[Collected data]
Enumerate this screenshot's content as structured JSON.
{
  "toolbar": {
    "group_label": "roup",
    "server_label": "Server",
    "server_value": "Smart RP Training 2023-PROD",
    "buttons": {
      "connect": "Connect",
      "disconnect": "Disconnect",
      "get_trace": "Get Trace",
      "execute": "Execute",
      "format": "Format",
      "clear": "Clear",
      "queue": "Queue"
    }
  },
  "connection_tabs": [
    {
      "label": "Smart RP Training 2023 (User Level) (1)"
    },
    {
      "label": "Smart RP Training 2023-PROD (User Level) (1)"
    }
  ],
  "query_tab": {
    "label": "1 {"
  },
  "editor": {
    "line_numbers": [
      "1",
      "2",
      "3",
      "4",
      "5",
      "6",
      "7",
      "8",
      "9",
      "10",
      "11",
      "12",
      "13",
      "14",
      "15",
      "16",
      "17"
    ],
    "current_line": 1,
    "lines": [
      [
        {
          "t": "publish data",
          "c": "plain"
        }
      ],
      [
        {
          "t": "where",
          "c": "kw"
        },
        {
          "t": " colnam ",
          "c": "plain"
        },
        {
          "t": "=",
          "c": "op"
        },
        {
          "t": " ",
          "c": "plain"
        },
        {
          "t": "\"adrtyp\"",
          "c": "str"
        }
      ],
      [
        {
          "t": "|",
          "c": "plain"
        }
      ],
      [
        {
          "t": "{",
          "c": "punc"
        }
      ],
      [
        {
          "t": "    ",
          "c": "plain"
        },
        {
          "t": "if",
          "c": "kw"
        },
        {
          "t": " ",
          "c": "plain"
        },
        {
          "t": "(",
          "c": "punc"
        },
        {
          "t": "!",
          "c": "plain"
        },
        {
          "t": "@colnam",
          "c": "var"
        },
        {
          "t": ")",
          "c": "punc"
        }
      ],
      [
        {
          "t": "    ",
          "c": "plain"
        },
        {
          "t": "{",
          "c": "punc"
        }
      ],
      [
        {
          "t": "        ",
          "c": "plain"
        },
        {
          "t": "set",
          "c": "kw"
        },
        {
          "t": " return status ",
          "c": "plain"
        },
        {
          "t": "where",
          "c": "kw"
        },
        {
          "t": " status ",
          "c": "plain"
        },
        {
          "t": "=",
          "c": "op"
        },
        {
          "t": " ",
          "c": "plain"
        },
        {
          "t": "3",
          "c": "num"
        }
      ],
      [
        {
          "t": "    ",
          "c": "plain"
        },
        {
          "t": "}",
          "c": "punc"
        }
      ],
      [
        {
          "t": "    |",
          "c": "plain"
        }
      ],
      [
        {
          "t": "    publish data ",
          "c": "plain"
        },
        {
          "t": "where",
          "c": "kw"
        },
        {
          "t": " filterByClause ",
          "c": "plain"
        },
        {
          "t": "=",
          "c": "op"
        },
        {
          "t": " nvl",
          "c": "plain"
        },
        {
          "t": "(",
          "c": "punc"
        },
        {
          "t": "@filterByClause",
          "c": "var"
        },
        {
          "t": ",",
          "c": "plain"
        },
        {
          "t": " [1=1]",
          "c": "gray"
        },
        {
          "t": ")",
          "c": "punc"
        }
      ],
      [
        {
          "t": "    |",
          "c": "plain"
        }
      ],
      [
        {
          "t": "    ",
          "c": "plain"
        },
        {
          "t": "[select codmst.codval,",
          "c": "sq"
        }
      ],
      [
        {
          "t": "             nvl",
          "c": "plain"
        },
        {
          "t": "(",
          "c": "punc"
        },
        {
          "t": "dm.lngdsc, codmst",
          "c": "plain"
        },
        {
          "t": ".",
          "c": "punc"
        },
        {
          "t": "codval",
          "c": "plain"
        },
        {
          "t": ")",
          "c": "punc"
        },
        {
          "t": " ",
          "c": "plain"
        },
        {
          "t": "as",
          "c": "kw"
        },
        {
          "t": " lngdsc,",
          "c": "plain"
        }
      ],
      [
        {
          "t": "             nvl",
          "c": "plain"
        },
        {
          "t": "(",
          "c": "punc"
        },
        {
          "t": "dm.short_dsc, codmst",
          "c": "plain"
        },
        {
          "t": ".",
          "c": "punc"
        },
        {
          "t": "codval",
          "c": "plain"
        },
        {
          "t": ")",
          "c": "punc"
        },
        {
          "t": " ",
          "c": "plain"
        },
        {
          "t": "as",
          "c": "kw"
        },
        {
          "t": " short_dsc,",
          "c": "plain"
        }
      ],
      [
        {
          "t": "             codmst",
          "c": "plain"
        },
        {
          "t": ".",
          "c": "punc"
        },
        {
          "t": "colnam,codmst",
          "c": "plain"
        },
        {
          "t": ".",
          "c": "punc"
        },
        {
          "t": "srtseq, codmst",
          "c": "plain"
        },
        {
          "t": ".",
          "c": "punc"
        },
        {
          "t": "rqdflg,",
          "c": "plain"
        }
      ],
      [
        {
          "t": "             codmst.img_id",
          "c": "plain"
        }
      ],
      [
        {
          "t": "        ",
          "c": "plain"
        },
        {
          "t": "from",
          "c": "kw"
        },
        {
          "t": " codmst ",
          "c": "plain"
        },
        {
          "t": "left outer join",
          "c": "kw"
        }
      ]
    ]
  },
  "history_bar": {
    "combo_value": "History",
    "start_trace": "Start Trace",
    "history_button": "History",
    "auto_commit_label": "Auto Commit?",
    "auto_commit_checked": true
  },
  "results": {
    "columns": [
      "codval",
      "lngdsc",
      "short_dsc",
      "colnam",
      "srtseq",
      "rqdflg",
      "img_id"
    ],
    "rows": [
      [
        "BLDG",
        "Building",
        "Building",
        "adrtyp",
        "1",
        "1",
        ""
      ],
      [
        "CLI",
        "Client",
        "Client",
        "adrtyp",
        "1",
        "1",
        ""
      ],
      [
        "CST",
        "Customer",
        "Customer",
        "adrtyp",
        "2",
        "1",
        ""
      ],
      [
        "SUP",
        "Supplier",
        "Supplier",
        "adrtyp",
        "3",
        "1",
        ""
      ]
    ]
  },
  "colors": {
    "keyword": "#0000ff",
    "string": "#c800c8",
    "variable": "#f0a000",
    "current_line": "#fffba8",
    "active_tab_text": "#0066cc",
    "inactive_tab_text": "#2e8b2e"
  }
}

Task to complete
Repeat the records above exactly, from the first line to the last.

Exercise solution
Enumerate this screenshot's content as structured JSON.
{
  "toolbar": {
    "group_label": "roup",
    "server_label": "Server",
    "server_value": "Smart RP Training 2023-PROD",
    "buttons": {
      "connect": "Connect",
      "disconnect": "Disconnect",
      "get_trace": "Get Trace",
      "execute": "Execute",
      "format": "Format",
      "clear": "Clear",
      "queue": "Queue"
    }
  },
  "connection_tabs": [
    {
      "label": "Smart RP Training 2023 (User Level) (1)"
    },
    {
      "label": "Smart RP Training 2023-PROD (User Level) (1)"
    }
  ],
  "query_tab": {
    "label": "1 {"
  },
  "editor": {
    "line_numbers": [
      "1",
      "2",
      "3",
      "4",
      "5",
      "6",
      "7",
      "8",
      "9",
      "10",
      "11",
      "12",
      "13",
      "14",
      "15",
      "16",
      "17"
    ],
    "current_line": 1,
    "lines": [
      [
        {
          "t": "publish data",
          "c": "plain"
        }
      ],
      [
        {
          "t": "where",
          "c": "kw"
        },
        {
          "t": " colnam ",
          "c": "plain"
        },
        {
          "t": "=",
          "c": "op"
        },
        {
          "t": " ",
          "c": "plain"
        },
        {
          "t": "\"adrtyp\"",
          "c": "str"
        }
      ],
      [
        {
          "t": "|",
          "c": "plain"
        }
      ],
      [
        {
          "t": "{",
          "c": "punc"
        }
      ],
      [
        {
          "t": "    ",
          "c": "plain"
        },
        {
          "t": "if",
          "c": "kw"
        },
        {
          "t": " ",
          "c": "plain"
        },
        {
          "t": "(",
          "c": "punc"
        },
        {
          "t": "!",
          "c": "plain"
        },
        {
          "t": "@colnam",
          "c": "var"
        },
        {
          "t": ")",
          "c": "punc"
        }
      ],
      [
        {
          "t": "    ",
          "c": "plain"
        },
        {
          "t": "{",
          "c": "punc"
        }
      ],
      [
        {
          "t": "        ",
          "c": "plain"
        },
        {
          "t": "set",
          "c": "kw"
        },
        {
          "t": " return status ",
          "c": "plain"
        },
        {
          "t": "where",
          "c": "kw"
        },
        {
          "t": " status ",
          "c": "plain"
        },
        {
          "t": "=",
          "c": "op"
        },
        {
          "t": " ",
          "c": "plain"
        },
        {
          "t": "3",
          "c": "num"
        }
      ],
      [
        {
          "t": "    ",
          "c": "plain"
        },
        {
          "t": "}",
          "c": "punc"
        }
      ],
      [
        {
          "t": "    |",
          "c": "plain"
        }
      ],
      [
        {
          "t": "    publish data ",
          "c": "plain"
        },
        {
          "t": "where",
          "c": "kw"
        },
        {
          "t": " filterByClause ",
          "c": "plain"
        },
        {
          "t": "=",
          "c": "op"
        },
        {
          "t": " nvl",
          "c": "plain"
        },
        {
          "t": "(",
          "c": "punc"
        },
        {
          "t": "@filterByClause",
          "c": "var"
        },
        {
          "t": ",",
          "c": "plain"
        },
        {
          "t": " [1=1]",
          "c": "gray"
        },
        {
          "t": ")",
          "c": "punc"
        }
      ],
      [
        {
          "t": "    |",
          "c": "plain"
        }
      ],
      [
        {
          "t": "    ",
          "c": "plain"
        },
        {
          "t": "[select codmst.codval,",
          "c": "sq"
        }
      ],
      [
        {
          "t": "             nvl",
          "c": "plain"
        },
        {
          "t": "(",
          "c": "punc"
        },
        {
          "t": "dm.lngdsc, codmst",
          "c": "plain"
        },
        {
          "t": ".",
          "c": "punc"
        },
        {
          "t": "codval",
          "c": "plain"
        },
        {
          "t": ")",
          "c": "punc"
        },
        {
          "t": " ",
          "c": "plain"
        },
        {
          "t": "as",
          "c": "kw"
        },
        {
          "t": " lngdsc,",
          "c": "plain"
        }
      ],
      [
        {
          "t": "             nvl",
          "c": "plain"
        },
        {
          "t": "(",
          "c": "punc"
        },
        {
          "t": "dm.short_dsc, codmst",
          "c": "plain"
        },
        {
          "t": ".",
          "c": "punc"
        },
        {
          "t": "codval",
          "c": "plain"
        },
        {
          "t": ")",
          "c": "punc"
        },
        {
          "t": " ",
          "c": "plain"
        },
        {
          "t": "as",
          "c": "kw"
        },
        {
          "t": " short_dsc,",
          "c": "plain"
        }
      ],
      [
        {
          "t": "             codmst",
          "c": "plain"
        },
        {
          "t": ".",
          "c": "punc"
        },
        {
          "t": "colnam,codmst",
          "c": "plain"
        },
        {
          "t": ".",
          "c": "punc"
        },
        {
          "t": "srtseq, codmst",
          "c": "plain"
        },
        {
          "t": ".",
          "c": "punc"
        },
        {
          "t": "rqdflg,",
          "c": "plain"
        }
      ],
      [
        {
          "t": "             codmst.img_id",
          "c": "plain"
        }
      ],
      [
        {
          "t": "        ",
          "c": "plain"
        },
        {
          "t": "from",
          "c": "kw"
        },
        {
          "t": " codmst ",
          "c": "plain"
        },
        {
          "t": "left outer join",
          "c": "kw"
        }
      ]
    ]
  },
  "history_bar": {
    "combo_value": "History",
    "start_trace": "Start Trace",
    "history_button": "History",
    "auto_commit_label": "Auto Commit?",
    "auto_commit_checked": true
  },
  "results": {
    "columns": [
      "codval",
      "lngdsc",
      "short_dsc",
      "colnam",
      "srtseq",
      "rqdflg",
      "img_id"
    ],
    "rows": [
      [
        "BLDG",
        "Building",
        "Building",
        "adrtyp",
        "1",
        "1",
        ""
      ],
      [
        "CLI",
        "Client",
        "Client",
        "adrtyp",
        "1",
        "1",
        ""
      ],
      [
        "CST",
        "Customer",
        "Customer",
        "adrtyp",
        "2",
        "1",
        ""
      ],
      [
        "SUP",
        "Supplier",
        "Supplier",
        "adrtyp",
        "3",
        "1",
        ""
      ]
    ]
  },
  "colors": {
    "keyword": "#0000ff",
    "string": "#c800c8",
    "variable": "#f0a000",
    "current_line": "#fffba8",
    "active_tab_text": "#0066cc",
    "inactive_tab_text": "#2e8b2e"
  }
}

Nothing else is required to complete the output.